----- Supplied material -----
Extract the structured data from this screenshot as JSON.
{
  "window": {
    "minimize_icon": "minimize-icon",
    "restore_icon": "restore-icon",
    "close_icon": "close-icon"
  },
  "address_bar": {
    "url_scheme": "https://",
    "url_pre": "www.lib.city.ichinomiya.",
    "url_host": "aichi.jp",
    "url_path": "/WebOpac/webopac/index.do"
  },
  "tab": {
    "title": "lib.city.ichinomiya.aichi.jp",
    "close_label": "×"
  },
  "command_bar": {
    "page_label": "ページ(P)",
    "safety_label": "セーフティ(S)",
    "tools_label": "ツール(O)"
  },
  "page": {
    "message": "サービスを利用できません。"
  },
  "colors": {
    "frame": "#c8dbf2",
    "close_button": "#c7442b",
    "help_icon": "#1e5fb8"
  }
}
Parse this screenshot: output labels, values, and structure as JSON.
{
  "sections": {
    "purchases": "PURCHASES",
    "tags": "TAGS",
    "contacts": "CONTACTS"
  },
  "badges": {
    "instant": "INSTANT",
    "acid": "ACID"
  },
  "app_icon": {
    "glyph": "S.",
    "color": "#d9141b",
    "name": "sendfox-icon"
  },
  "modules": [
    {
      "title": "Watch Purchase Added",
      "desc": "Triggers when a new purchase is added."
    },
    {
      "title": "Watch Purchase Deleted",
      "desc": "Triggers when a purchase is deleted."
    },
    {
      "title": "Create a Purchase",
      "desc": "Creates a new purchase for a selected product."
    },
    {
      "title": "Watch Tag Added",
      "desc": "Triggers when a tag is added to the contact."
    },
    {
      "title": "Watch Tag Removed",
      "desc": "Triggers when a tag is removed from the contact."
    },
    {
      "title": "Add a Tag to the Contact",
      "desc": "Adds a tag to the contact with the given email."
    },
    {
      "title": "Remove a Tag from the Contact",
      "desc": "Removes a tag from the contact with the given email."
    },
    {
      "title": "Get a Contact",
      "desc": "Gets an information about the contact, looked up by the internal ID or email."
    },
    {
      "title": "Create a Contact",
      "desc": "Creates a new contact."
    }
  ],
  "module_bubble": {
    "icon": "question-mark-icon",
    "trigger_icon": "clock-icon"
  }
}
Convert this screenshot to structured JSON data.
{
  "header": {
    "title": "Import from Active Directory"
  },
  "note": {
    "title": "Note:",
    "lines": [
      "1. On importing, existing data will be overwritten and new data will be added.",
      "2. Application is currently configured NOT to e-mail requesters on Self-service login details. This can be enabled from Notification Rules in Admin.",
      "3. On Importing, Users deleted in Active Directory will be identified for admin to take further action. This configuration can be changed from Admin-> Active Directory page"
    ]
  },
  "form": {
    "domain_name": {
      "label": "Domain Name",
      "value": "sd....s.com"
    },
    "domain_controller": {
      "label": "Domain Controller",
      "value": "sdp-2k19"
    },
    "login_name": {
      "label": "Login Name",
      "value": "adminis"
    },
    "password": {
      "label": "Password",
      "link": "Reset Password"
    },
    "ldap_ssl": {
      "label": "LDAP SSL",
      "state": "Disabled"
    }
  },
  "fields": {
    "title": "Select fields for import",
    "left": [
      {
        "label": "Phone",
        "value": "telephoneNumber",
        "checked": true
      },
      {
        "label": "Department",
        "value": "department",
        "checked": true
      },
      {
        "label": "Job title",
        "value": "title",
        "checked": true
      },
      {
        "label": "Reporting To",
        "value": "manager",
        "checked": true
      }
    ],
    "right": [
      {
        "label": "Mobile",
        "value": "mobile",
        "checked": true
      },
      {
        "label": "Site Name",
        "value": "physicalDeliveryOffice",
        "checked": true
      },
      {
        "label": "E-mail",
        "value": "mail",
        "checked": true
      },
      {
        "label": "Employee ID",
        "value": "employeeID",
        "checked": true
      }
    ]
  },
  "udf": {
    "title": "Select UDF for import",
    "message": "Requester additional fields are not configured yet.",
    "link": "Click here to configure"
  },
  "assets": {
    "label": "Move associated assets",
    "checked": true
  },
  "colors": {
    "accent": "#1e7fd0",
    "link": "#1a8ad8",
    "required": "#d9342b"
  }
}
-----
Required work => Wherever "given" shows up in a line, copy that line.

Answer for this exercise =>
      "desc": "Adds a tag to the contact with the given email."
      "desc": "Removes a tag from the contact with the given email."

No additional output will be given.